**WORK TO COMPLETE**
Using the data below, copy each line that includes the word "this".

**RECORD EXTRACTS**
___

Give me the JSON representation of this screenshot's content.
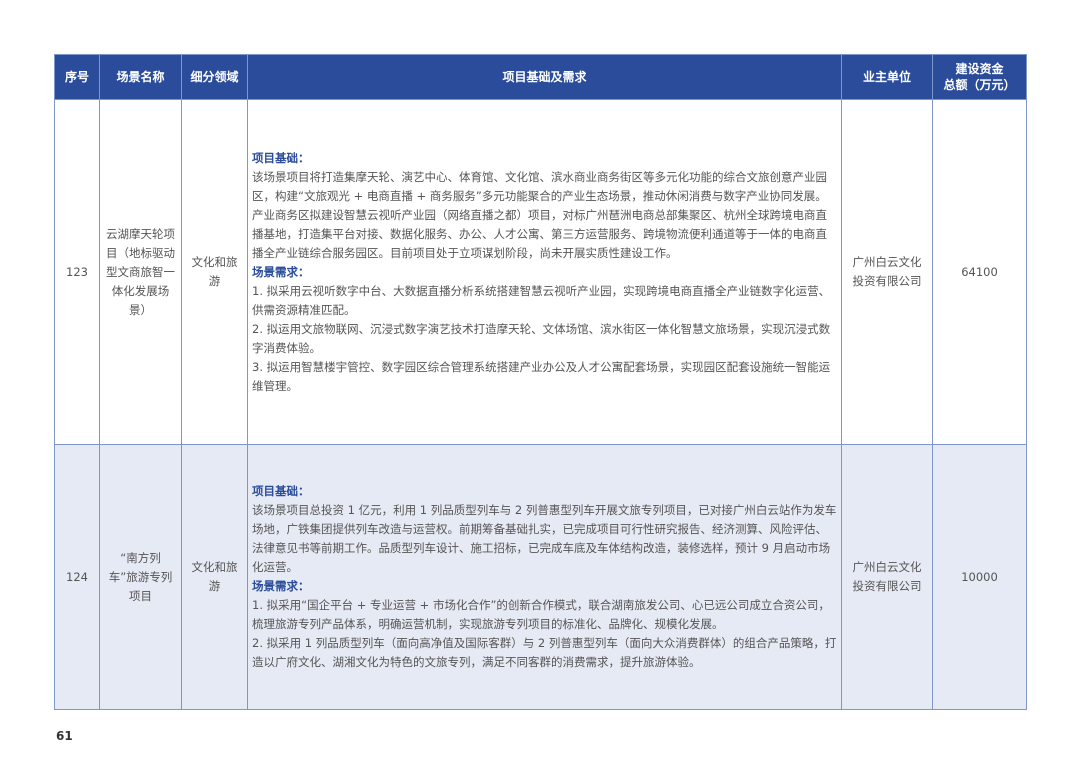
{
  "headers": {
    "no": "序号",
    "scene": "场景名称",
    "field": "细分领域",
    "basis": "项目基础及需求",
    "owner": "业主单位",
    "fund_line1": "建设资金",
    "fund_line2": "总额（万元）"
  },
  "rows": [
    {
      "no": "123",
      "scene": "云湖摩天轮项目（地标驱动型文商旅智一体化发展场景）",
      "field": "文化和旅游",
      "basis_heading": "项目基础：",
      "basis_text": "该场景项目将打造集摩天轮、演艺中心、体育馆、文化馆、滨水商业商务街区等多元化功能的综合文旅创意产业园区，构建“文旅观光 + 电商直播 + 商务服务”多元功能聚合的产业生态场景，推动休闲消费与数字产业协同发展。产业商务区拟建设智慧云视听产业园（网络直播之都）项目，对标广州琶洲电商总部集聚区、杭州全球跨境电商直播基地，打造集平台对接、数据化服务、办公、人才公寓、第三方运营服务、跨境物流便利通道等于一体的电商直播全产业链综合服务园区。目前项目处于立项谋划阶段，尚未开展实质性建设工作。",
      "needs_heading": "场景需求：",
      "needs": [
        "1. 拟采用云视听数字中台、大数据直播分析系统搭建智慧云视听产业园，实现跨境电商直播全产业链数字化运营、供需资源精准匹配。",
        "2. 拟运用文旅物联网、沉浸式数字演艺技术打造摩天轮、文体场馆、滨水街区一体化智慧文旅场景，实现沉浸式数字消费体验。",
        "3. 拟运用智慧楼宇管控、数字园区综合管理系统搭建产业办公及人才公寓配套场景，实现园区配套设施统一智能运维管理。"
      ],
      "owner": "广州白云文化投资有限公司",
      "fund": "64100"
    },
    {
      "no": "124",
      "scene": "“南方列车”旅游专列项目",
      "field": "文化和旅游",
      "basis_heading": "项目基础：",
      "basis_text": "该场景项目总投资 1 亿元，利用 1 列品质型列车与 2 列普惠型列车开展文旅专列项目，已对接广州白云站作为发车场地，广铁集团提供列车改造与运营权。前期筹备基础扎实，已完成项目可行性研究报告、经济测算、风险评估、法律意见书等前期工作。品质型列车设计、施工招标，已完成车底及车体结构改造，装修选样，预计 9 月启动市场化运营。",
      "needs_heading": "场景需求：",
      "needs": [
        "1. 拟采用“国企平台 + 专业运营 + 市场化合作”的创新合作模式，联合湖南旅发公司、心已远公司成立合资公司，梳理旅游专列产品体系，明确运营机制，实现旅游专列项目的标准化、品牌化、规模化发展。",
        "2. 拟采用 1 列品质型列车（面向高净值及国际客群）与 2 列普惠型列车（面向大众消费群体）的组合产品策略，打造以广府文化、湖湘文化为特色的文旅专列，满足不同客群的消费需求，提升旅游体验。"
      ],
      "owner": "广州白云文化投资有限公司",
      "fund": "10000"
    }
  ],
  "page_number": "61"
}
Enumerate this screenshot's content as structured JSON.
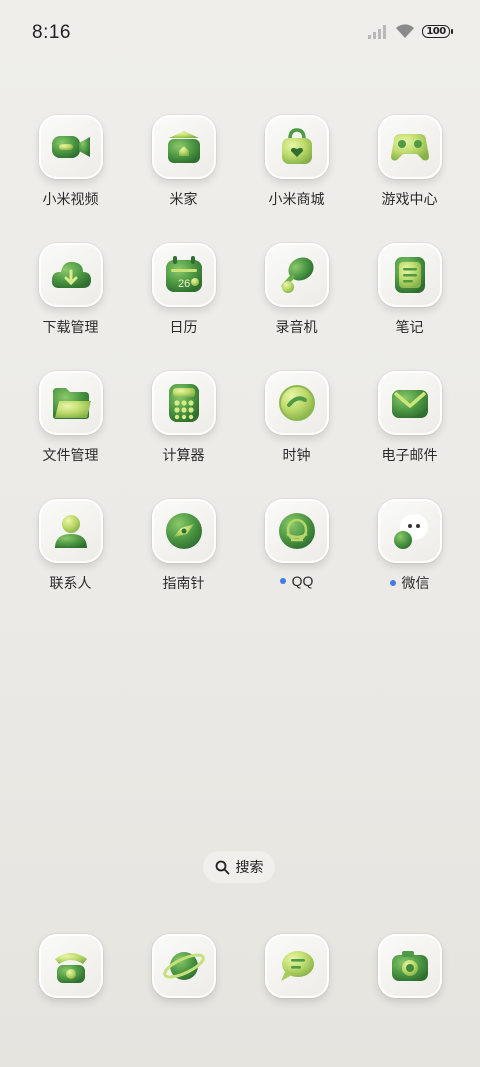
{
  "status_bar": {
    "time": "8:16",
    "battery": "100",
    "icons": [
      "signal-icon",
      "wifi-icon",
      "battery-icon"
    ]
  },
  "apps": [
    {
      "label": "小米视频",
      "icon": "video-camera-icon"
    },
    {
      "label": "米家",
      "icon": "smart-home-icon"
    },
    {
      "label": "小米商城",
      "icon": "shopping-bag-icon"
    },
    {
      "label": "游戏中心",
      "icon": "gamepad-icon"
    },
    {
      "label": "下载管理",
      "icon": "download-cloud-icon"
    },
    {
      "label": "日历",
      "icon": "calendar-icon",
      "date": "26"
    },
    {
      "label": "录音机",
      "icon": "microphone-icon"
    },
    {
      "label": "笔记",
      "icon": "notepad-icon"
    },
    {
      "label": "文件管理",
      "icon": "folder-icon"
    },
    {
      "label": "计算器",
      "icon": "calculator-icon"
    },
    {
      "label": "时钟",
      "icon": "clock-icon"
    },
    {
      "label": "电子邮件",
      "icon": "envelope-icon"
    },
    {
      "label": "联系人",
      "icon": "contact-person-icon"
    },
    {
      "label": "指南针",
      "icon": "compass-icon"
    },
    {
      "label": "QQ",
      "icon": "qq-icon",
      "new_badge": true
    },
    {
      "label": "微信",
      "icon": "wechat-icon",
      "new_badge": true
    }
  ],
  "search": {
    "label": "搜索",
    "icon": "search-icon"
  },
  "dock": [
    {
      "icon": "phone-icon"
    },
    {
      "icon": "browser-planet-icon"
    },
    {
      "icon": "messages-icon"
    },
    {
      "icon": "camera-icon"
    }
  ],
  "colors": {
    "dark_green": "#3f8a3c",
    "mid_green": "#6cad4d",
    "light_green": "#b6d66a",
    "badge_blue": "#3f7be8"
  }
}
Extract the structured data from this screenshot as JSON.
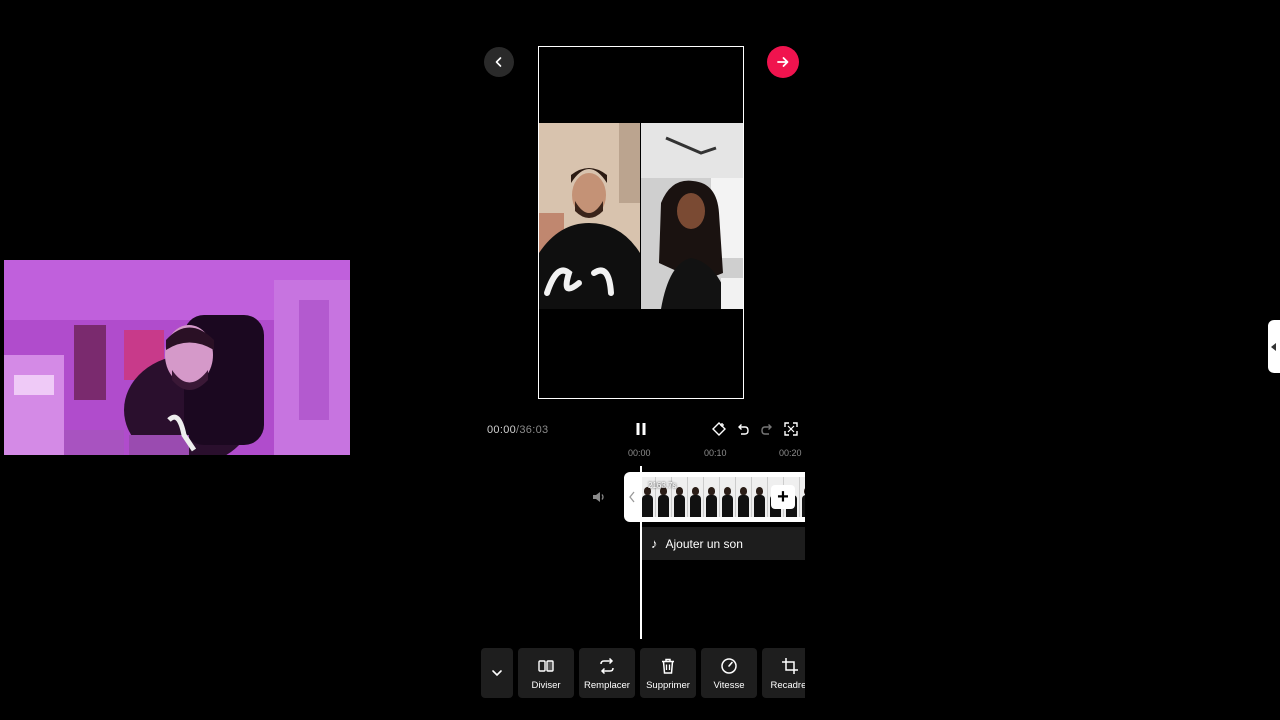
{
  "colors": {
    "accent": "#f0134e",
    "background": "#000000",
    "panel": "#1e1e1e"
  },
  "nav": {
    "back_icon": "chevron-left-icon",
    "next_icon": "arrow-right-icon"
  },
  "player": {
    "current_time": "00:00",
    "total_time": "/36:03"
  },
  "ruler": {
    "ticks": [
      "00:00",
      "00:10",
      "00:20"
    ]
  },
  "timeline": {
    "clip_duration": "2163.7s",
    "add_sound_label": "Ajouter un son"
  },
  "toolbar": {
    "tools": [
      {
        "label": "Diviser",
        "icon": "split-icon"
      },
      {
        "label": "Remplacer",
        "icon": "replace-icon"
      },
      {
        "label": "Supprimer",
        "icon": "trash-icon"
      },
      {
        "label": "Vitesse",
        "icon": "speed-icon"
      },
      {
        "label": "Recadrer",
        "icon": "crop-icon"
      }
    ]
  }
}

___

**OUTPUT OF THE TASK**
Give me the JSON representation of this screenshot's content.
Enumerate this screenshot's content as structured JSON.
Extract the structured data from this screenshot as JSON.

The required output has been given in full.